__Exercise requirements__. Quote the data lines verbatim, starting at the line that contains "status-dot <box>1580 14 1586 20</box>" and ending at the line that contains "amount-input[interactable] <box>475 587", with both of those lines included.

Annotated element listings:

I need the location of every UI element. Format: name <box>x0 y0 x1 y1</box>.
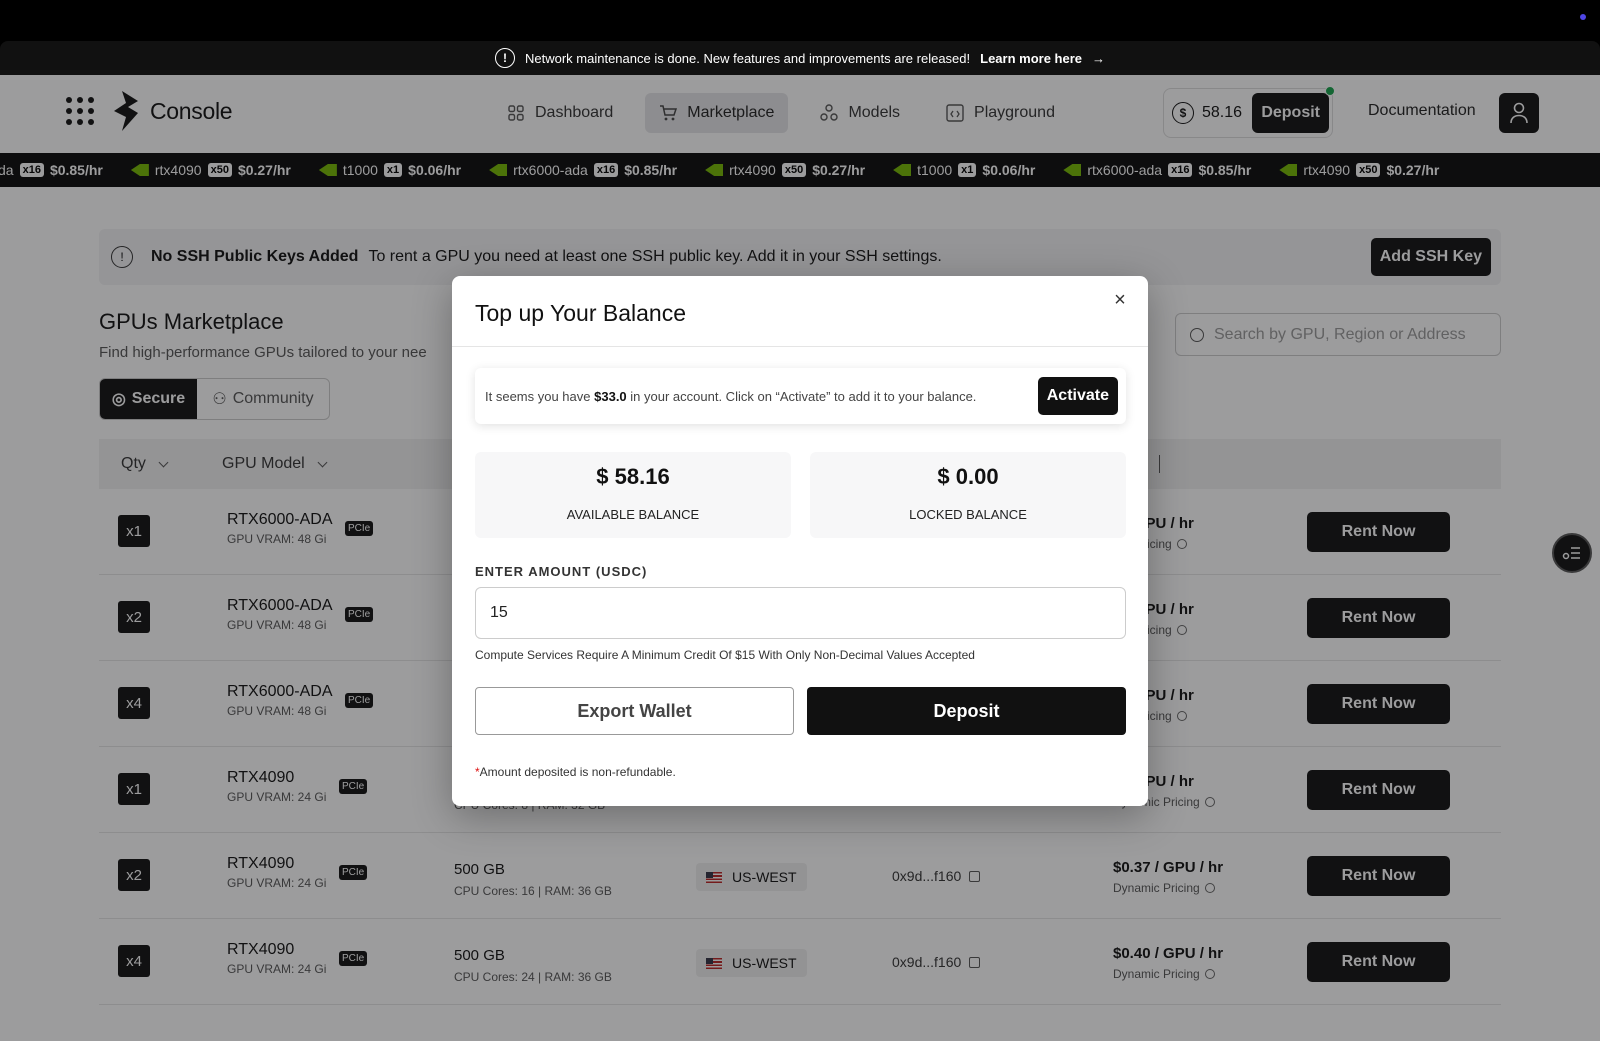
status-dot <box>1580 14 1586 20</box>
amount-label: ENTER AMOUNT (USDC) <box>475 564 648 579</box>
alert-icon: ! <box>495 48 515 68</box>
close-icon[interactable]: × <box>1108 288 1132 312</box>
locked-balance-value: $ 0.00 <box>937 464 999 489</box>
available-balance-value: $ 58.16 <box>596 464 670 489</box>
locked-balance-card: $ 0.00 LOCKED BALANCE <box>810 452 1126 538</box>
arrow-right-icon: → <box>1092 50 1105 66</box>
divider <box>452 346 1148 347</box>
learn-more-link[interactable]: Learn more here <box>980 51 1082 66</box>
export-wallet-button[interactable]: Export Wallet <box>475 687 794 735</box>
locked-balance-label: LOCKED BALANCE <box>909 507 1027 522</box>
available-balance-label: AVAILABLE BALANCE <box>566 507 700 522</box>
available-balance-card: $ 58.16 AVAILABLE BALANCE <box>475 452 791 538</box>
announcement-bar: ! Network maintenance is done. New featu… <box>0 41 1600 75</box>
top-up-modal: Top up Your Balance × It seems you have … <box>452 276 1148 806</box>
non-refundable-note: *Amount deposited is non-refundable. <box>475 765 676 779</box>
activate-button[interactable]: Activate <box>1037 377 1118 415</box>
amount-input[interactable] <box>475 587 1126 639</box>
activate-balance-banner: It seems you have $33.0 in your account.… <box>475 368 1126 424</box>
modal-title: Top up Your Balance <box>475 300 687 326</box>
deposit-button[interactable]: Deposit <box>807 687 1126 735</box>
announcement-text: Network maintenance is done. New feature… <box>525 50 971 66</box>
activate-text: It seems you have $33.0 in your account.… <box>485 388 977 404</box>
amount-hint: Compute Services Require A Minimum Credi… <box>475 648 975 662</box>
top-strip <box>0 0 1600 41</box>
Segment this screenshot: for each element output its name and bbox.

__Expected answer__.
status-dot <box>1580 14 1586 20</box>
amount-label: ENTER AMOUNT (USDC) <box>475 564 648 579</box>
alert-icon: ! <box>495 48 515 68</box>
close-icon[interactable]: × <box>1108 288 1132 312</box>
locked-balance-value: $ 0.00 <box>937 464 999 489</box>
available-balance-value: $ 58.16 <box>596 464 670 489</box>
locked-balance-card: $ 0.00 LOCKED BALANCE <box>810 452 1126 538</box>
arrow-right-icon: → <box>1092 50 1105 66</box>
divider <box>452 346 1148 347</box>
learn-more-link[interactable]: Learn more here <box>980 51 1082 66</box>
export-wallet-button[interactable]: Export Wallet <box>475 687 794 735</box>
locked-balance-label: LOCKED BALANCE <box>909 507 1027 522</box>
available-balance-label: AVAILABLE BALANCE <box>566 507 700 522</box>
available-balance-card: $ 58.16 AVAILABLE BALANCE <box>475 452 791 538</box>
announcement-bar: ! Network maintenance is done. New featu… <box>0 41 1600 75</box>
top-up-modal: Top up Your Balance × It seems you have … <box>452 276 1148 806</box>
non-refundable-note: *Amount deposited is non-refundable. <box>475 765 676 779</box>
activate-button[interactable]: Activate <box>1037 377 1118 415</box>
amount-input[interactable] <box>475 587 1126 639</box>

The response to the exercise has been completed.